◆ AVAILABLE RECORDS

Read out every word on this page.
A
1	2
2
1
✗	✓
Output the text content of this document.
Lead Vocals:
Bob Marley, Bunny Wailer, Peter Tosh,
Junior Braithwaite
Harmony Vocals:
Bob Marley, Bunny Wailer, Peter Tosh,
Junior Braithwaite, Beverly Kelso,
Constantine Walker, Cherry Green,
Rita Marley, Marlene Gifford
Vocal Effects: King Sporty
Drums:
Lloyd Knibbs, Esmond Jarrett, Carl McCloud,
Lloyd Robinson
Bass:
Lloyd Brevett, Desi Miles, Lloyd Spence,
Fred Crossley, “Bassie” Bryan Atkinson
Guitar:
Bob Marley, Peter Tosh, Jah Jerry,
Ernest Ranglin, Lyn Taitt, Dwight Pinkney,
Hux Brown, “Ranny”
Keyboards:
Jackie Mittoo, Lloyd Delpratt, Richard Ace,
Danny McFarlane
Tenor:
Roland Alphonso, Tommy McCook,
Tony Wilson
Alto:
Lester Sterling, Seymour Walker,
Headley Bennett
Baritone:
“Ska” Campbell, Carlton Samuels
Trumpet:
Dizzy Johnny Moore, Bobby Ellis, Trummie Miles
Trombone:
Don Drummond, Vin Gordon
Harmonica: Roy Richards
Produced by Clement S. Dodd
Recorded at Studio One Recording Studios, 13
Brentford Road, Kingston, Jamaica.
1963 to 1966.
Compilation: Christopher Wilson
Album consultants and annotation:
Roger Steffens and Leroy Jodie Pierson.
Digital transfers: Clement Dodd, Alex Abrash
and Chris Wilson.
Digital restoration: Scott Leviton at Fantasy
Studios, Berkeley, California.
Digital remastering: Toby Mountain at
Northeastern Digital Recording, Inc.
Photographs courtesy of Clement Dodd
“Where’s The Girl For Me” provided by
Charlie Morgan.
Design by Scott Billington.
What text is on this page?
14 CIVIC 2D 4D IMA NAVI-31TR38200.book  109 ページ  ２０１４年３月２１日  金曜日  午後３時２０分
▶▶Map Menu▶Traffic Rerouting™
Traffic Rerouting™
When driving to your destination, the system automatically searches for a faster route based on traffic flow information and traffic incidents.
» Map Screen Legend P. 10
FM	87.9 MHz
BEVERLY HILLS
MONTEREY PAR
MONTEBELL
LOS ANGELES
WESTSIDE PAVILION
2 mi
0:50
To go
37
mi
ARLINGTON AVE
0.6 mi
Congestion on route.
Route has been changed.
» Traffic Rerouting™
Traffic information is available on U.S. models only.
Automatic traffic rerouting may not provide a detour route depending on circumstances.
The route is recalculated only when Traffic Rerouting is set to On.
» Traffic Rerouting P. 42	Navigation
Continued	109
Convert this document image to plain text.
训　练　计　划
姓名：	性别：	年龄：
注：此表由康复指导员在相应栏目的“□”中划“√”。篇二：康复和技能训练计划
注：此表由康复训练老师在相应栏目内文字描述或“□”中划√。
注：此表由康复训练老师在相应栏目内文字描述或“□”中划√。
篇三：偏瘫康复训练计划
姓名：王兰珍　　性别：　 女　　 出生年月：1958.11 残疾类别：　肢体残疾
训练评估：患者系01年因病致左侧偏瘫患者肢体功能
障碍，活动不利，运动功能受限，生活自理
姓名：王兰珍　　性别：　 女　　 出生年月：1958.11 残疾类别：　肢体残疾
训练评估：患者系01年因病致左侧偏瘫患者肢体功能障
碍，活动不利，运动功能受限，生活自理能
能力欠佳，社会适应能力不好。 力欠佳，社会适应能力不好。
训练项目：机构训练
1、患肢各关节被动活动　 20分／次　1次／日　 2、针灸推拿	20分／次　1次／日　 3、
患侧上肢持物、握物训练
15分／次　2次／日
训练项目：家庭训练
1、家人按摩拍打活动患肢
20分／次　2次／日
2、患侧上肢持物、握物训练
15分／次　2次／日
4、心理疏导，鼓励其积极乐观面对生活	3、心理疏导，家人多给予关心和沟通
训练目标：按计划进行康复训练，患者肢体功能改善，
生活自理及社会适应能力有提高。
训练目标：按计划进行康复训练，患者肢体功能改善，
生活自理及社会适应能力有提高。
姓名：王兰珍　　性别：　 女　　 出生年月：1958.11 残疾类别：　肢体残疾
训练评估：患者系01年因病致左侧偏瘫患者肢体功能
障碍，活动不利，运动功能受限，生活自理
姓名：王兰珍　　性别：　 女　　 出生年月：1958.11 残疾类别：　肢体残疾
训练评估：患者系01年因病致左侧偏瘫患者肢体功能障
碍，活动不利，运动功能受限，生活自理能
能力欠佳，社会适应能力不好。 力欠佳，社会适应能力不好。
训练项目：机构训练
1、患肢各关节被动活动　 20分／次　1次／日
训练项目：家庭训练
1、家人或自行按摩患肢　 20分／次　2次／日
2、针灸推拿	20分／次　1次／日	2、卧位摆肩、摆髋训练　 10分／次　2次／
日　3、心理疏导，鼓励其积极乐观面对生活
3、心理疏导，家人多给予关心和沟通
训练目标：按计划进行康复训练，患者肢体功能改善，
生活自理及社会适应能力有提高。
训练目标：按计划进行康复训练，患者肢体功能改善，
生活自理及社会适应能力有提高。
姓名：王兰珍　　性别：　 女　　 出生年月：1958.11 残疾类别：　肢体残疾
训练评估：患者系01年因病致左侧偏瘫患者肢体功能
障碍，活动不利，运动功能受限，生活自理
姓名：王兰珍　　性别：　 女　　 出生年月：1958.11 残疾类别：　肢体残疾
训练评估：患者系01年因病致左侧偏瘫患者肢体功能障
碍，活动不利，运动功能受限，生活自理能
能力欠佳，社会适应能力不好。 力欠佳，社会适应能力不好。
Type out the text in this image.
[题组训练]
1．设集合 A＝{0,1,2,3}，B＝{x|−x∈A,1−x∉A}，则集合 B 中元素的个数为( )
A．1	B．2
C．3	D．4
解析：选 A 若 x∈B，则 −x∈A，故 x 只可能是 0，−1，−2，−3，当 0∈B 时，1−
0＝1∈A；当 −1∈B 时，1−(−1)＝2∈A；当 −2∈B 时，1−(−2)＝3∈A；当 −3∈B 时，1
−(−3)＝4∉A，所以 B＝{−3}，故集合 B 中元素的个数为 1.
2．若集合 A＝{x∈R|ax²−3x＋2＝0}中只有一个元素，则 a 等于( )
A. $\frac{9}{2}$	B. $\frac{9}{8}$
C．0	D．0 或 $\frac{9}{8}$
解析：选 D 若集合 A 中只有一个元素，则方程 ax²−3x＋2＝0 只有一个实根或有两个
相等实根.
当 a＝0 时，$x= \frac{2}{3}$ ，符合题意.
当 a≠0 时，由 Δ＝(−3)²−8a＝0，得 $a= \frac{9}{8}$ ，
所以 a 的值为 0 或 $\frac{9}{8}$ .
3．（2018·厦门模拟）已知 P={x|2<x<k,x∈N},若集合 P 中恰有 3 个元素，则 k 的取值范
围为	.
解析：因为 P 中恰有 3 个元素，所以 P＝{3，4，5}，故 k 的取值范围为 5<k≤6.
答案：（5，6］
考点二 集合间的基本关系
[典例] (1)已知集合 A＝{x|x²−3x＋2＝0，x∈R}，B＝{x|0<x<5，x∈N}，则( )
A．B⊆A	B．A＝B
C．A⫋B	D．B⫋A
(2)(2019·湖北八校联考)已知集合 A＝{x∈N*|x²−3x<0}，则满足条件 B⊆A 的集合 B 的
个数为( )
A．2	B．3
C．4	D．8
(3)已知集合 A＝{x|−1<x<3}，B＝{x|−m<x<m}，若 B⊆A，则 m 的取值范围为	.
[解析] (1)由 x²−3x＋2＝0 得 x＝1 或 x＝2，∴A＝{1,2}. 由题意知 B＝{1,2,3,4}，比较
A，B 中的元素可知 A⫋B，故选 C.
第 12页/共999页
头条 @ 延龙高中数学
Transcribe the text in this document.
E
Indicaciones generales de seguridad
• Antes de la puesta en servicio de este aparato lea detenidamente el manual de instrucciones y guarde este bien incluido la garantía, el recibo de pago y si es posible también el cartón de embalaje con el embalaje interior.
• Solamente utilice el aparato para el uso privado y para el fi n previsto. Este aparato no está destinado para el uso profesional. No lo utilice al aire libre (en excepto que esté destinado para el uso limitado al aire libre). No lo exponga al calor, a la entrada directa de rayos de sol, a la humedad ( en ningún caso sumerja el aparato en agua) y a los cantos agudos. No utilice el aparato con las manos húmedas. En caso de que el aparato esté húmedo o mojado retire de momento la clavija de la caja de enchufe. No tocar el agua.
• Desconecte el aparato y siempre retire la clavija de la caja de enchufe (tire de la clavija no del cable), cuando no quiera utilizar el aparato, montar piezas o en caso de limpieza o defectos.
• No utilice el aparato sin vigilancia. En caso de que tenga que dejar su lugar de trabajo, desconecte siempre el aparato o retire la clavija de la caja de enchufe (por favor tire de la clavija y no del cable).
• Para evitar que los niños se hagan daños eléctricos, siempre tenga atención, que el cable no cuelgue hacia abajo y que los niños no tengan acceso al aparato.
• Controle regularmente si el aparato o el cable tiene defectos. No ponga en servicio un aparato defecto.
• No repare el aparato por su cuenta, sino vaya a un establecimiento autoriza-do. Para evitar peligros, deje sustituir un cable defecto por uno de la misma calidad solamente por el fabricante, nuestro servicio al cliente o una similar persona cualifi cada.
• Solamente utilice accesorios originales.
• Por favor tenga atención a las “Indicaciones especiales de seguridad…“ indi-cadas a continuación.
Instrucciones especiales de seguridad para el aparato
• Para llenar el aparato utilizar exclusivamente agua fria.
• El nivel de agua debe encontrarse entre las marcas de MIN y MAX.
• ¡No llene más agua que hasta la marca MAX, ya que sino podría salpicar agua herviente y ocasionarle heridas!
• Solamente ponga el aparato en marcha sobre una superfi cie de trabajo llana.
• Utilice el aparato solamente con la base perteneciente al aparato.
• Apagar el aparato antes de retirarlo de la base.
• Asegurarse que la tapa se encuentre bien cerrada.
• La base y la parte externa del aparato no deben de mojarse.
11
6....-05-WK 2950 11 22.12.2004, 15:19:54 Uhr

◆ PROMPT
For the data above, state only how many lines include the word "Miles".

◆ WRITTEN ANSWER
2